— Task description —
Write out exactly, with no other output, the lines below from the one that contains "Read this page and output its text content." through the end.

--- begin Supplied records ---

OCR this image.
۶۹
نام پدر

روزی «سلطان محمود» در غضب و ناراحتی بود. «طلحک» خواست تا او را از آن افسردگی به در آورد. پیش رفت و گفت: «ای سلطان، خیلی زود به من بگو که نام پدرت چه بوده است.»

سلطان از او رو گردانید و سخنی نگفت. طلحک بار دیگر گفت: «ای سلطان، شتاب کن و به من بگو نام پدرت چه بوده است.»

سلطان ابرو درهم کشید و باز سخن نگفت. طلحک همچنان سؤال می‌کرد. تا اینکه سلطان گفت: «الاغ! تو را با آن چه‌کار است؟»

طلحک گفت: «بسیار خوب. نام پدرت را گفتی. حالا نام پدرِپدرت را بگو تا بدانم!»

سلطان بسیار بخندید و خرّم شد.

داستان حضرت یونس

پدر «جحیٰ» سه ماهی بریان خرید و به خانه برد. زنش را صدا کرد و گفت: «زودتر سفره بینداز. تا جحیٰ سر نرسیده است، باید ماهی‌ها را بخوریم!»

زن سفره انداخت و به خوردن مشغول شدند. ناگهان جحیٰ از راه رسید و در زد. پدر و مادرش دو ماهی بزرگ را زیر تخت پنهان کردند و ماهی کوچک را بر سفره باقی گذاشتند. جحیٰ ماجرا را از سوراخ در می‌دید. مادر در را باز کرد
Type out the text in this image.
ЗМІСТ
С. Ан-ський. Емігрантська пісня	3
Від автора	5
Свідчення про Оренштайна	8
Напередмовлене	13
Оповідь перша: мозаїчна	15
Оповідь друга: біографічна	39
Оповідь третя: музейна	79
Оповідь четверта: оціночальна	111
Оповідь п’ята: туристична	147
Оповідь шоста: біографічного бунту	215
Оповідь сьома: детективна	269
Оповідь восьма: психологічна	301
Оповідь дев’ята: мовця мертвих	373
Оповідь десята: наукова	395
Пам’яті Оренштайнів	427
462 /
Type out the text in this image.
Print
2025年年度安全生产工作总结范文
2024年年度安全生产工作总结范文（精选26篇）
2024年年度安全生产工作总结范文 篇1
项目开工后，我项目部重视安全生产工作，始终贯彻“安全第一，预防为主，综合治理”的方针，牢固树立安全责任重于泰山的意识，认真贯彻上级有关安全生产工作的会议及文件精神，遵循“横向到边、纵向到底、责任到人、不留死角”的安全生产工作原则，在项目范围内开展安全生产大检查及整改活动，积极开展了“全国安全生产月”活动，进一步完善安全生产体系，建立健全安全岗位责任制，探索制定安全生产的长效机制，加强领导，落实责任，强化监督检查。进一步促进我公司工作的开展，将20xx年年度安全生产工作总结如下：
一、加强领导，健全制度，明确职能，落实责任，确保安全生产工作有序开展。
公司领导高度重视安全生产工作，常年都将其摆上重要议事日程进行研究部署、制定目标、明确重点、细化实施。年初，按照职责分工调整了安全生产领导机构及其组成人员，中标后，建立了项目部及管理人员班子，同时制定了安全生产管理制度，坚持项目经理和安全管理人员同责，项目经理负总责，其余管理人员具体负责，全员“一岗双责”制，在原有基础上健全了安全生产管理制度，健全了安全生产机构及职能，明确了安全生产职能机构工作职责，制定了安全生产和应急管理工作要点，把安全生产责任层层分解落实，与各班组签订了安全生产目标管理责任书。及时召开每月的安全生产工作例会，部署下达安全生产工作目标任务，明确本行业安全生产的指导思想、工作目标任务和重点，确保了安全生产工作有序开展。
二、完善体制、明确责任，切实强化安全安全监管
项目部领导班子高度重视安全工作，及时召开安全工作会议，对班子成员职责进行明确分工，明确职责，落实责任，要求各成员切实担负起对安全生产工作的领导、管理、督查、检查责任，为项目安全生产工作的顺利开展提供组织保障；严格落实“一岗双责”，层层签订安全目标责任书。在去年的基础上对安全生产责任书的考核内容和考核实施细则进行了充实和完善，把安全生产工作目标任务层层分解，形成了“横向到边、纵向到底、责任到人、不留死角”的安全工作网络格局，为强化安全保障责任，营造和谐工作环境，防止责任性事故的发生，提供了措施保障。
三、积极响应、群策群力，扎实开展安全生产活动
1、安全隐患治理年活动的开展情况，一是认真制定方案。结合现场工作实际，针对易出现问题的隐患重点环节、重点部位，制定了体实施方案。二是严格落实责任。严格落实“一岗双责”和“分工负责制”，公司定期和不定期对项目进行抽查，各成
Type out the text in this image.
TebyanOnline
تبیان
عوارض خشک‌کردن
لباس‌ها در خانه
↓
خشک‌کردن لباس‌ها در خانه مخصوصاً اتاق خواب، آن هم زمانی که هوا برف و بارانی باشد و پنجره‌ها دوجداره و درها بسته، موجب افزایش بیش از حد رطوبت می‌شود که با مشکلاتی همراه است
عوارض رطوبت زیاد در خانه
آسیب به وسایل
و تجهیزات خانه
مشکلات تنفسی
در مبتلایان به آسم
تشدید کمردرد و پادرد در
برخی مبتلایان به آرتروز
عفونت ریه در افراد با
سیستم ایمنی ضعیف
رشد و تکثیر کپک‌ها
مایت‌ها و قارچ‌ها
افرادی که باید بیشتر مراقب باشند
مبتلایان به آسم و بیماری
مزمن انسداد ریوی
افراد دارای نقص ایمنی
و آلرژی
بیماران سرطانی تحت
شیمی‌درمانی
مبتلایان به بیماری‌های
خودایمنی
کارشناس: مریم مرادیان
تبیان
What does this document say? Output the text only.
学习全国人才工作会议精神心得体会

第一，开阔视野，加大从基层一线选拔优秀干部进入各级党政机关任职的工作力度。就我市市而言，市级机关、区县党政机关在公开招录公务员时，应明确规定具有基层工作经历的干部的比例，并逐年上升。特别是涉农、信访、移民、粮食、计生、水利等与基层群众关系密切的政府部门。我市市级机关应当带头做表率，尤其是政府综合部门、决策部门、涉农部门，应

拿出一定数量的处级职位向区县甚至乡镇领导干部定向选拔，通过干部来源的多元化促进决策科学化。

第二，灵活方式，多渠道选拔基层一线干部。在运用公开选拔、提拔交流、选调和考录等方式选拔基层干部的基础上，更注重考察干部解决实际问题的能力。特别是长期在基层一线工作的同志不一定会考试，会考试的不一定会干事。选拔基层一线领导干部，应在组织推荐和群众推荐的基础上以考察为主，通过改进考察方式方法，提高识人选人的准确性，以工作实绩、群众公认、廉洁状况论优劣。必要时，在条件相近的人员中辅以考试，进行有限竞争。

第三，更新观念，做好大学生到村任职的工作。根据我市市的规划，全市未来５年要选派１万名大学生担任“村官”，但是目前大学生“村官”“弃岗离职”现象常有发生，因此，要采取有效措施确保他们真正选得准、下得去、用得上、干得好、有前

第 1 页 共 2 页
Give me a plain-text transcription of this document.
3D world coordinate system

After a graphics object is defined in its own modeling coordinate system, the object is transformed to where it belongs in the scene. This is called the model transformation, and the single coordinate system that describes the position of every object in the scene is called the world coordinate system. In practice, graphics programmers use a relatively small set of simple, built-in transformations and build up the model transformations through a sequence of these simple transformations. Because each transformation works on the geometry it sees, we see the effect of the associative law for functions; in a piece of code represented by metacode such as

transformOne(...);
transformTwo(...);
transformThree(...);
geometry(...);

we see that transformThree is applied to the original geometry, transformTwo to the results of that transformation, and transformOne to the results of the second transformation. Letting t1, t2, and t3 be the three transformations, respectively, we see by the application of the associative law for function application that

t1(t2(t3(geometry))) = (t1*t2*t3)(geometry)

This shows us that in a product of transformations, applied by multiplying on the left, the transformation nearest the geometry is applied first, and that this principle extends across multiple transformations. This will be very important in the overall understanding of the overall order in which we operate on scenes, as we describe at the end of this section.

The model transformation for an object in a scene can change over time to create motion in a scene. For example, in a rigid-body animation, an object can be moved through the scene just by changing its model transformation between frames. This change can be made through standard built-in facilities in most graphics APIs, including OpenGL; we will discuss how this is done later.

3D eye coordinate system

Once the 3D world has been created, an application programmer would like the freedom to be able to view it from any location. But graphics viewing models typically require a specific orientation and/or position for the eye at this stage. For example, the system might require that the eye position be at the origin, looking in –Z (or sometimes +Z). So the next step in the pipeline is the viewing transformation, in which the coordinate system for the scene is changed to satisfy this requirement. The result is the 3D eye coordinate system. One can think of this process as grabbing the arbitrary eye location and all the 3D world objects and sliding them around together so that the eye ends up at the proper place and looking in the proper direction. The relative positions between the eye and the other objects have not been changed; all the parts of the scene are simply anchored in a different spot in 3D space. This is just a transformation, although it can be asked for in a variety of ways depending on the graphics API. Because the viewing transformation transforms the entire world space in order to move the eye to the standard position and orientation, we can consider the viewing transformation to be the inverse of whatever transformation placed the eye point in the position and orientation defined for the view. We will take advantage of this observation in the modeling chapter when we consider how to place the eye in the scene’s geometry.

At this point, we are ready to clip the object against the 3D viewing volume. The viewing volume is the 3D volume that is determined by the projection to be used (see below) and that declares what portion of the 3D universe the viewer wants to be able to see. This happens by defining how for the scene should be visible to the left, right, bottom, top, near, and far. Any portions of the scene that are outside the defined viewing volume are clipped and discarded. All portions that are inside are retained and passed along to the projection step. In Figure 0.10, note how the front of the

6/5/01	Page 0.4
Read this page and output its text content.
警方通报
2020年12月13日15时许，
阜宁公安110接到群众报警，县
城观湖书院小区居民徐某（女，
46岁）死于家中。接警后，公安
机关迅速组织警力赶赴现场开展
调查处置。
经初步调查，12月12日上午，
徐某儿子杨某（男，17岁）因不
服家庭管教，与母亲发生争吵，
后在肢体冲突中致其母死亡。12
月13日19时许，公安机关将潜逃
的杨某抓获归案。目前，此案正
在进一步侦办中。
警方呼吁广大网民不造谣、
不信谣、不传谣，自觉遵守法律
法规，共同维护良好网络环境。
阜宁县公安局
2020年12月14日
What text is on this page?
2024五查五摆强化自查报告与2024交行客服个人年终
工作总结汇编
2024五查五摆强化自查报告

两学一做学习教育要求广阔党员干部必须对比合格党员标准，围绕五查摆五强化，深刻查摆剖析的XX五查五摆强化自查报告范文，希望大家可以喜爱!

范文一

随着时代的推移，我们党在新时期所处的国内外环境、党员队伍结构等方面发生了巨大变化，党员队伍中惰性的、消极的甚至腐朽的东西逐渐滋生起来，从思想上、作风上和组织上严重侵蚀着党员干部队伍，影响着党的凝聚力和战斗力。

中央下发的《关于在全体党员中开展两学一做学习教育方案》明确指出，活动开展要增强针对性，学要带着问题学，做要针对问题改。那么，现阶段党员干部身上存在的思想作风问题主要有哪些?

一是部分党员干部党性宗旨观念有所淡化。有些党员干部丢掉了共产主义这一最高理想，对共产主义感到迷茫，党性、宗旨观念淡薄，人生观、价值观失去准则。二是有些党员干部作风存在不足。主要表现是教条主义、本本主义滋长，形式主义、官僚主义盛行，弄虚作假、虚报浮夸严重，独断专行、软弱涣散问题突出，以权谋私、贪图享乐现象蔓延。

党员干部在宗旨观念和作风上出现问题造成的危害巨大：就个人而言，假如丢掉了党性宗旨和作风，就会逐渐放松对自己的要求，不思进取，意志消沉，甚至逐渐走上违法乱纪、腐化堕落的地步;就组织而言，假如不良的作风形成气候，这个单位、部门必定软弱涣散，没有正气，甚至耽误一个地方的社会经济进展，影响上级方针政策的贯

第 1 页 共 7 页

--- end Supplied records ---

— Response to the task —
Read this page and output its text content.
警方通报
2020年12月13日15时许，
阜宁公安110接到群众报警，县
城观湖书院小区居民徐某（女，
46岁）死于家中。接警后，公安
机关迅速组织警力赶赴现场开展
调查处置。
经初步调查，12月12日上午，
徐某儿子杨某（男，17岁）因不
服家庭管教，与母亲发生争吵，
后在肢体冲突中致其母死亡。12
月13日19时许，公安机关将潜逃
的杨某抓获归案。目前，此案正
在进一步侦办中。
警方呼吁广大网民不造谣、
不信谣、不传谣，自觉遵守法律
法规，共同维护良好网络环境。
阜宁县公安局
2020年12月14日
What text is on this page?
2024五查五摆强化自查报告与2024交行客服个人年终
工作总结汇编
2024五查五摆强化自查报告

两学一做学习教育要求广阔党员干部必须对比合格党员标准，围绕五查摆五强化，深刻查摆剖析的XX五查五摆强化自查报告范文，希望大家可以喜爱!

范文一

随着时代的推移，我们党在新时期所处的国内外环境、党员队伍结构等方面发生了巨大变化，党员队伍中惰性的、消极的甚至腐朽的东西逐渐滋生起来，从思想上、作风上和组织上严重侵蚀着党员干部队伍，影响着党的凝聚力和战斗力。

中央下发的《关于在全体党员中开展两学一做学习教育方案》明确指出，活动开展要增强针对性，学要带着问题学，做要针对问题改。那么，现阶段党员干部身上存在的思想作风问题主要有哪些?

一是部分党员干部党性宗旨观念有所淡化。有些党员干部丢掉了共产主义这一最高理想，对共产主义感到迷茫，党性、宗旨观念淡薄，人生观、价值观失去准则。二是有些党员干部作风存在不足。主要表现是教条主义、本本主义滋长，形式主义、官僚主义盛行，弄虚作假、虚报浮夸严重，独断专行、软弱涣散问题突出，以权谋私、贪图享乐现象蔓延。

党员干部在宗旨观念和作风上出现问题造成的危害巨大：就个人而言，假如丢掉了党性宗旨和作风，就会逐渐放松对自己的要求，不思进取，意志消沉，甚至逐渐走上违法乱纪、腐化堕落的地步;就组织而言，假如不良的作风形成气候，这个单位、部门必定软弱涣散，没有正气，甚至耽误一个地方的社会经济进展，影响上级方针政策的贯

第 1 页 共 7 页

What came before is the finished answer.